--- Begin Given data ---

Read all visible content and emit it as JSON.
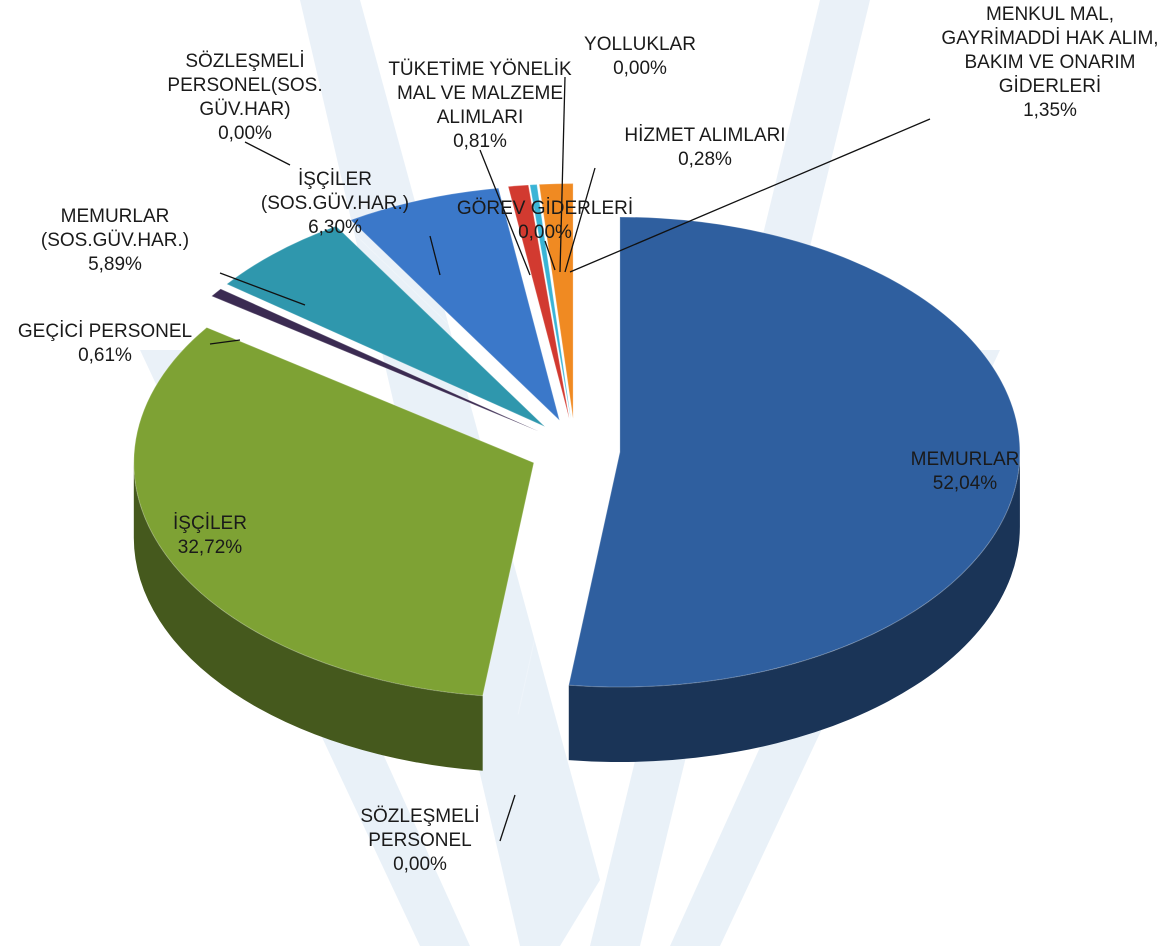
{
  "chart_data": {
    "type": "pie3d",
    "categories": [
      "MEMURLAR",
      "SÖZLEŞMELİ PERSONEL",
      "İŞÇİLER",
      "GEÇİCİ PERSONEL",
      "MEMURLAR (SOS.GÜV.HAR.)",
      "SÖZLEŞMELİ PERSONEL(SOS. GÜV.HAR)",
      "İŞÇİLER (SOS.GÜV.HAR.)",
      "TÜKETİME YÖNELİK MAL VE MALZEME ALIMLARI",
      "GÖREV GİDERLERİ",
      "YOLLUKLAR",
      "HİZMET ALIMLARI",
      "MENKUL MAL, GAYRİMADDİ HAK ALIM, BAKIM VE ONARIM GİDERLERİ"
    ],
    "values": [
      52.04,
      0,
      32.72,
      0.61,
      5.89,
      0,
      6.3,
      0.81,
      0,
      0,
      0.28,
      1.35
    ],
    "value_labels": [
      "52,04%",
      "0,00%",
      "32,72%",
      "0,61%",
      "5,89%",
      "0,00%",
      "6,30%",
      "0,81%",
      "0,00%",
      "0,00%",
      "0,28%",
      "1,35%"
    ],
    "colors": [
      "#2f5f9f",
      "#a52a2a",
      "#7ea234",
      "#3b2b52",
      "#2f97ad",
      "#8b3b0b",
      "#3b78c9",
      "#d23a30",
      "#6a8f30",
      "#3aa0c0",
      "#3ab4d6",
      "#f08a22"
    ]
  }
}
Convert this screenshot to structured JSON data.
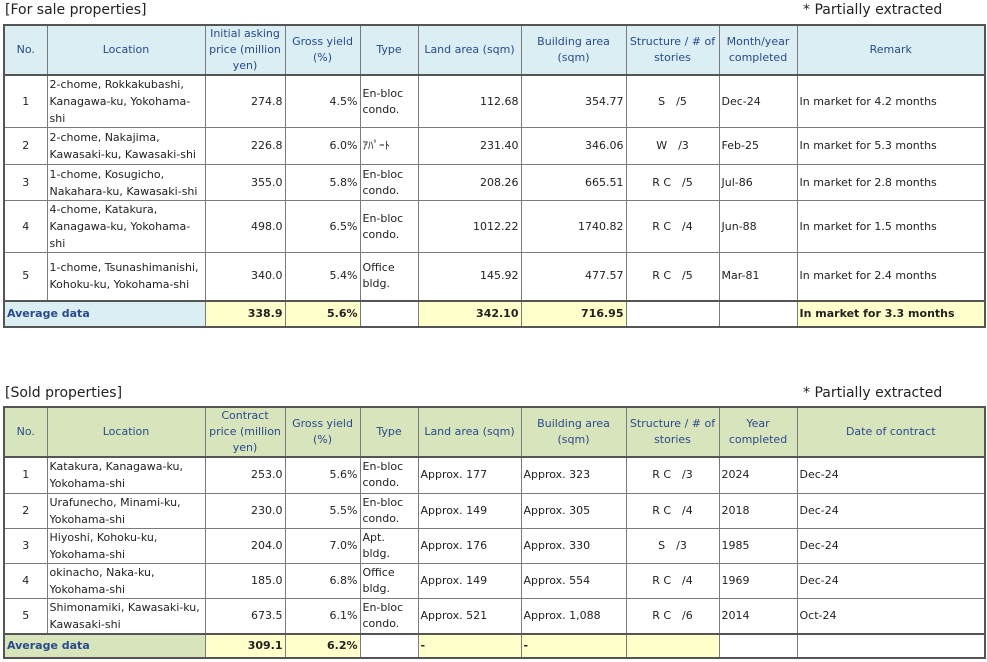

--- End Given data ---

**Problem statement**
Reproduce the material word for word, minus the images.

**In response**
Read all visible content and emit it as JSON.
{
  "chart_data": {
    "type": "pie3d",
    "categories": [
      "MEMURLAR",
      "SÖZLEŞMELİ PERSONEL",
      "İŞÇİLER",
      "GEÇİCİ PERSONEL",
      "MEMURLAR (SOS.GÜV.HAR.)",
      "SÖZLEŞMELİ PERSONEL(SOS. GÜV.HAR)",
      "İŞÇİLER (SOS.GÜV.HAR.)",
      "TÜKETİME YÖNELİK MAL VE MALZEME ALIMLARI",
      "GÖREV GİDERLERİ",
      "YOLLUKLAR",
      "HİZMET ALIMLARI",
      "MENKUL MAL, GAYRİMADDİ HAK ALIM, BAKIM VE ONARIM GİDERLERİ"
    ],
    "values": [
      52.04,
      0,
      32.72,
      0.61,
      5.89,
      0,
      6.3,
      0.81,
      0,
      0,
      0.28,
      1.35
    ],
    "value_labels": [
      "52,04%",
      "0,00%",
      "32,72%",
      "0,61%",
      "5,89%",
      "0,00%",
      "6,30%",
      "0,81%",
      "0,00%",
      "0,00%",
      "0,28%",
      "1,35%"
    ],
    "colors": [
      "#2f5f9f",
      "#a52a2a",
      "#7ea234",
      "#3b2b52",
      "#2f97ad",
      "#8b3b0b",
      "#3b78c9",
      "#d23a30",
      "#6a8f30",
      "#3aa0c0",
      "#3ab4d6",
      "#f08a22"
    ]
  }
}
Convert this screenshot to structured JSON data.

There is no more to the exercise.